Copy every line from the material below that holds "Bureau".

───── MATERIALS PROVIDED ─────

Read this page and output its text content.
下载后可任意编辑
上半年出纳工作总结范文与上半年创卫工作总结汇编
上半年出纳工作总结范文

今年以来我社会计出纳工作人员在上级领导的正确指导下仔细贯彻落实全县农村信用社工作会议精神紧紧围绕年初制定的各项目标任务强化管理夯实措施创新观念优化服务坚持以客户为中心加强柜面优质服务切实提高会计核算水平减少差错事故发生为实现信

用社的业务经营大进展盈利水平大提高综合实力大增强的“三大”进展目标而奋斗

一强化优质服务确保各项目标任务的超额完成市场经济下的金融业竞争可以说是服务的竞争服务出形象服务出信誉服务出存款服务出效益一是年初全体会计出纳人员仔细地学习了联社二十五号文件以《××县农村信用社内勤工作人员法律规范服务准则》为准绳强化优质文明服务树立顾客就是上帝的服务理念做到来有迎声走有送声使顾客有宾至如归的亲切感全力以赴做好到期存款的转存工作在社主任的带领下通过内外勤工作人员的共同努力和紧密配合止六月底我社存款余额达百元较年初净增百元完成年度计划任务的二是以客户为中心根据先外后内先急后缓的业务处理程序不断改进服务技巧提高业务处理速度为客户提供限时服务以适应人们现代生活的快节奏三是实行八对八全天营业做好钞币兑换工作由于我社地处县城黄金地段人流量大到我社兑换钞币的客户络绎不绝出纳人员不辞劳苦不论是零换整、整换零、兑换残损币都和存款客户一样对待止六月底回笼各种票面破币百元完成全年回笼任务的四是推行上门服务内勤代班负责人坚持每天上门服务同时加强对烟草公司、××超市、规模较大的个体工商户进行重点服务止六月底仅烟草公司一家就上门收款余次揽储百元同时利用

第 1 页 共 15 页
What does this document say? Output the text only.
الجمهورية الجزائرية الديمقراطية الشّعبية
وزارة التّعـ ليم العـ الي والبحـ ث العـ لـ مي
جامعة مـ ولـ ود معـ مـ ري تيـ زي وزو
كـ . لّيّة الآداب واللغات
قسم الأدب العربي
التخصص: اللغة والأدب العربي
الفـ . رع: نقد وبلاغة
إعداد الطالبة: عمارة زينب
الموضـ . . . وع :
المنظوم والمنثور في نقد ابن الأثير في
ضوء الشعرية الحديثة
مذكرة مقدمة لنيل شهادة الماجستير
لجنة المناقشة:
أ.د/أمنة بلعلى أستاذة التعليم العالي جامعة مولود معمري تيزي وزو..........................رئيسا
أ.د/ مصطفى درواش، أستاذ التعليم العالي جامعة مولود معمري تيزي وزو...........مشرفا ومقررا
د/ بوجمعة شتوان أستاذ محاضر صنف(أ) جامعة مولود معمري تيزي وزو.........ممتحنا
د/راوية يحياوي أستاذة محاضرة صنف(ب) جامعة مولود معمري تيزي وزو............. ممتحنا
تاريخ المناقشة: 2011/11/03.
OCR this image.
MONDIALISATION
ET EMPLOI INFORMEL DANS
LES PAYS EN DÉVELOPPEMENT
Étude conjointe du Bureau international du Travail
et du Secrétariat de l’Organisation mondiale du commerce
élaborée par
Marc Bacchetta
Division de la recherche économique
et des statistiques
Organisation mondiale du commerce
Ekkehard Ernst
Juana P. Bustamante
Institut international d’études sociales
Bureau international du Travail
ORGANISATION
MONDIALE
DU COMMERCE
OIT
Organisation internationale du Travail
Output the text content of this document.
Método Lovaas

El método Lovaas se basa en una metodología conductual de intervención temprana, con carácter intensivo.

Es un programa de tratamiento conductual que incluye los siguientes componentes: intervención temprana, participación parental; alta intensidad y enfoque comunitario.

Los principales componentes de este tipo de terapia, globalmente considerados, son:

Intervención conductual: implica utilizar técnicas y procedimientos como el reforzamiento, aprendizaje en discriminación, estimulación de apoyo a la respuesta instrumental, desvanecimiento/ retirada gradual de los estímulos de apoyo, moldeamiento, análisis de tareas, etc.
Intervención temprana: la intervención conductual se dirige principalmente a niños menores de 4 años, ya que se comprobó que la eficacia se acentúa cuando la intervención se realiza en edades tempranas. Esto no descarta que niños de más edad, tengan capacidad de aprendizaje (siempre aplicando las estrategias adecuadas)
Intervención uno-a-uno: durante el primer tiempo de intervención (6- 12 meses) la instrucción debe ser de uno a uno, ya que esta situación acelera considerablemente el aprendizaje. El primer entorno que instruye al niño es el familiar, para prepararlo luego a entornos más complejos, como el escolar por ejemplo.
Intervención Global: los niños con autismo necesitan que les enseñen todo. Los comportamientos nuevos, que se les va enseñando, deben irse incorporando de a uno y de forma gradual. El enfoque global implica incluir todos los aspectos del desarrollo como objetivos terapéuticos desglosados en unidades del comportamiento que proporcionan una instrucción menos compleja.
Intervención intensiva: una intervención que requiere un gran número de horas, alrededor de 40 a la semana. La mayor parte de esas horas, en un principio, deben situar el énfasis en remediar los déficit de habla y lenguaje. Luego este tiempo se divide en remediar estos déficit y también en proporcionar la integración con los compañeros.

─────

▸ **ANSWER TO THE TASK**:
Étude conjointe du Bureau international du Travail
Bureau international du Travail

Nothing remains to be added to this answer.